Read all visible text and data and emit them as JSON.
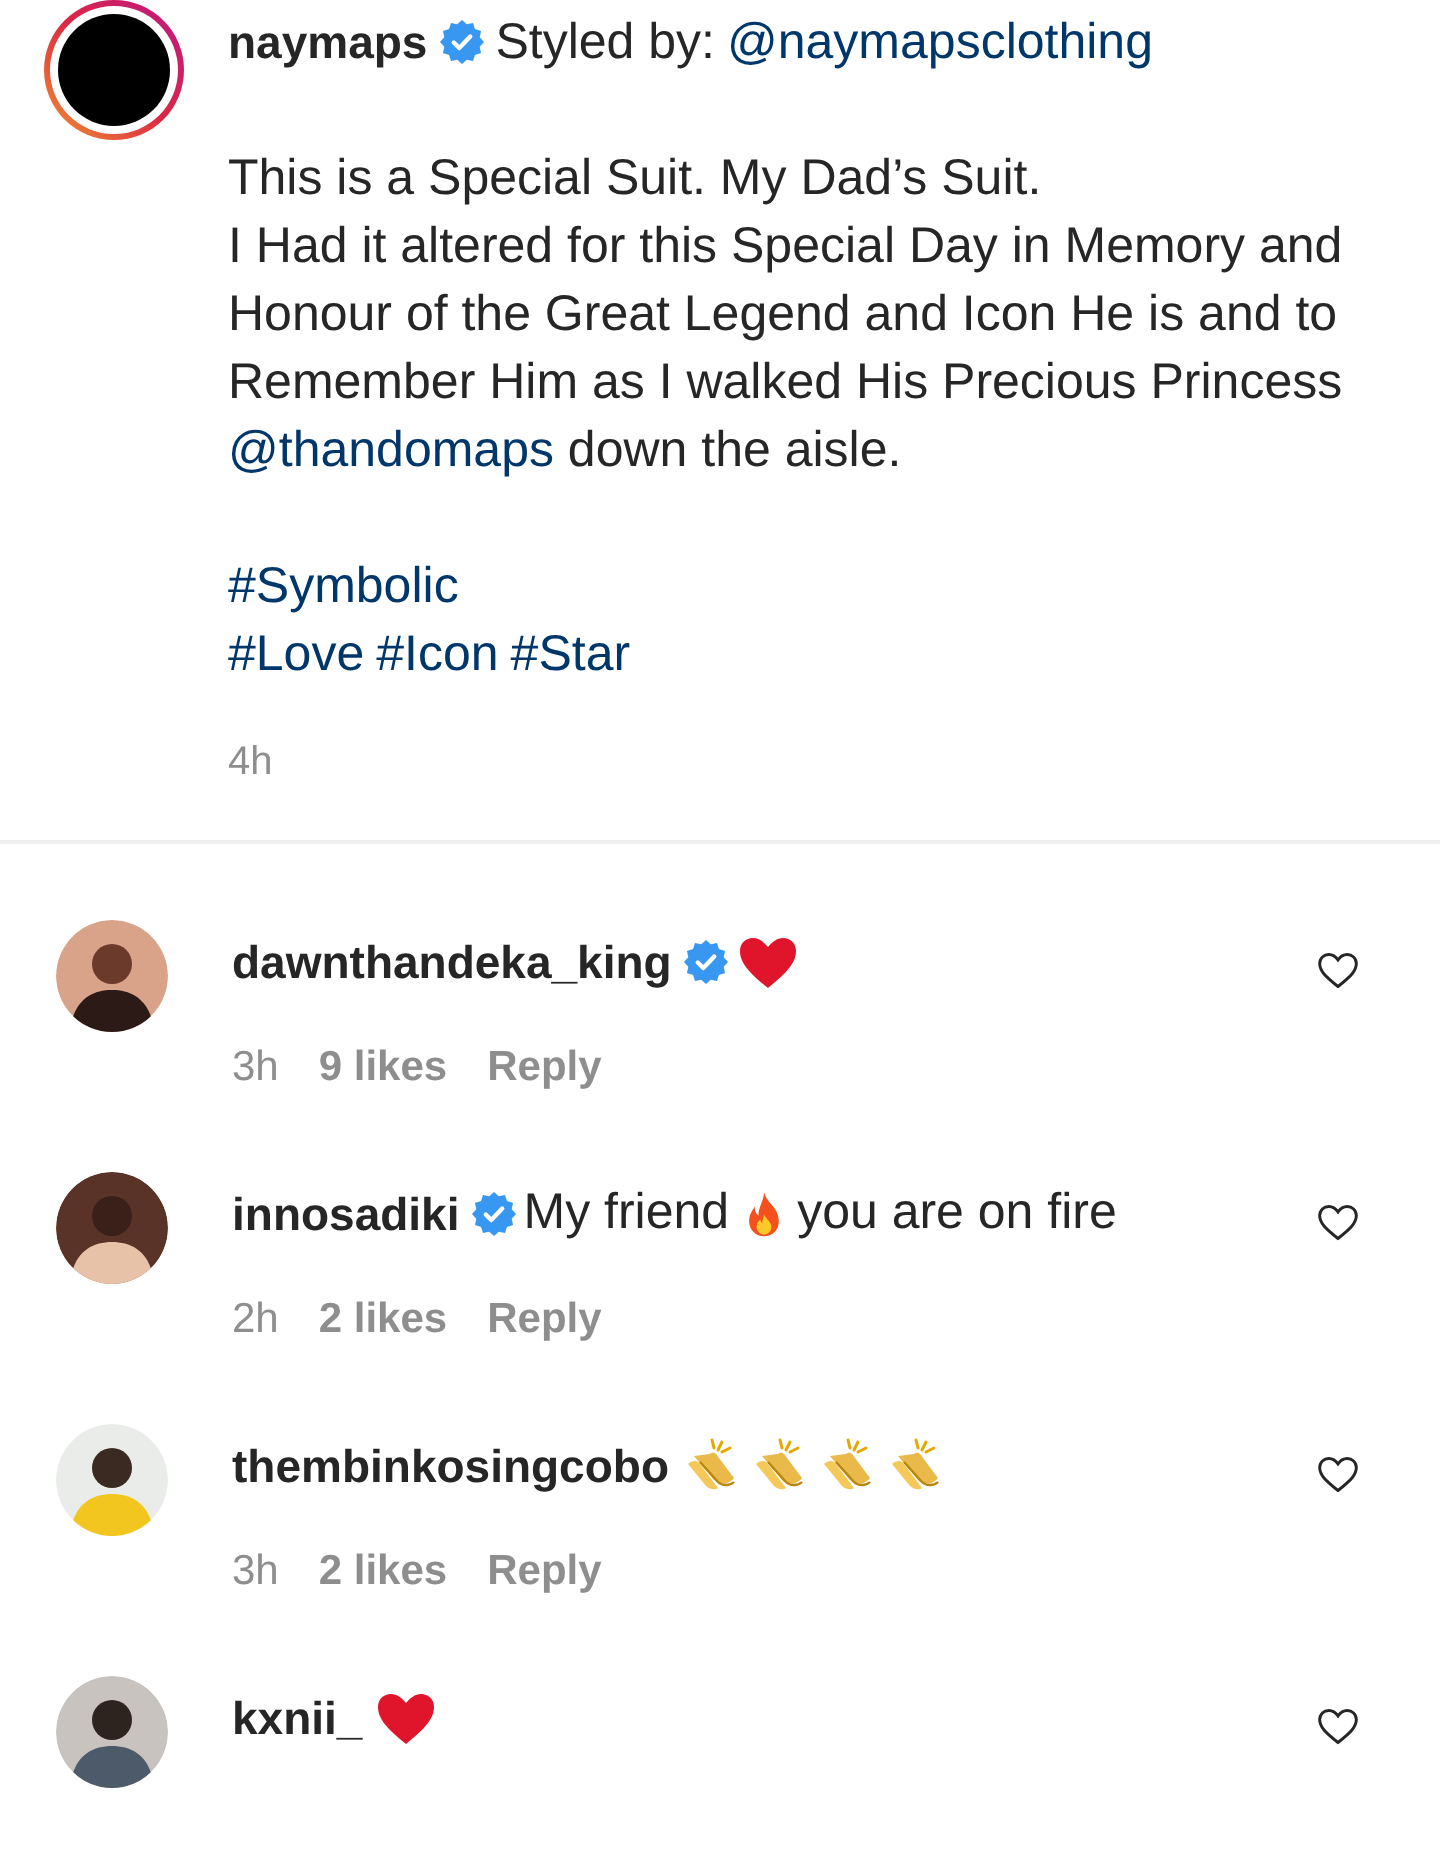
{
  "post": {
    "story_ring": true,
    "username": "naymaps",
    "verified": true,
    "header_text": "Styled by:",
    "header_link": "@naymapsclothing",
    "caption": [
      [
        {
          "kind": "text",
          "text": "This is a Special Suit. My Dad’s Suit."
        }
      ],
      [
        {
          "kind": "text",
          "text": "I Had it altered for this Special Day in Memory and Honour of the Great Legend and Icon He is and to Remember Him as I walked His Precious Princess "
        },
        {
          "kind": "link",
          "text": "@thandomaps"
        },
        {
          "kind": "text",
          "text": " down the aisle."
        }
      ]
    ],
    "hashtag_lines": [
      [
        "#Symbolic"
      ],
      [
        "#Love",
        "#Icon",
        "#Star"
      ]
    ],
    "time": "4h"
  },
  "comments": [
    {
      "username": "dawnthandeka_king",
      "verified": true,
      "body": [
        {
          "kind": "heart-emoji"
        }
      ],
      "time": "3h",
      "likes": "9 likes",
      "reply": "Reply",
      "liked": false
    },
    {
      "username": "innosadiki",
      "verified": true,
      "body": [
        {
          "kind": "text",
          "text": "My friend"
        },
        {
          "kind": "fire-emoji"
        },
        {
          "kind": "text",
          "text": "you are on fire"
        }
      ],
      "time": "2h",
      "likes": "2 likes",
      "reply": "Reply",
      "liked": false
    },
    {
      "username": "thembinkosingcobo",
      "verified": false,
      "body": [
        {
          "kind": "clap-emoji"
        },
        {
          "kind": "clap-emoji"
        },
        {
          "kind": "clap-emoji"
        },
        {
          "kind": "clap-emoji"
        }
      ],
      "time": "3h",
      "likes": "2 likes",
      "reply": "Reply",
      "liked": false
    },
    {
      "username": "kxnii_",
      "verified": false,
      "body": [
        {
          "kind": "heart-emoji"
        }
      ],
      "liked": false
    }
  ]
}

▶ Problem statement
Show all lines from the data above in which the word "Icon" appears.

▶ Task output
          "text": "I Had it altered for this Special Day in Memory and Honour of the Great Legend and Icon He is and to Remember Him as I walked His Precious Princess "
        "#Icon",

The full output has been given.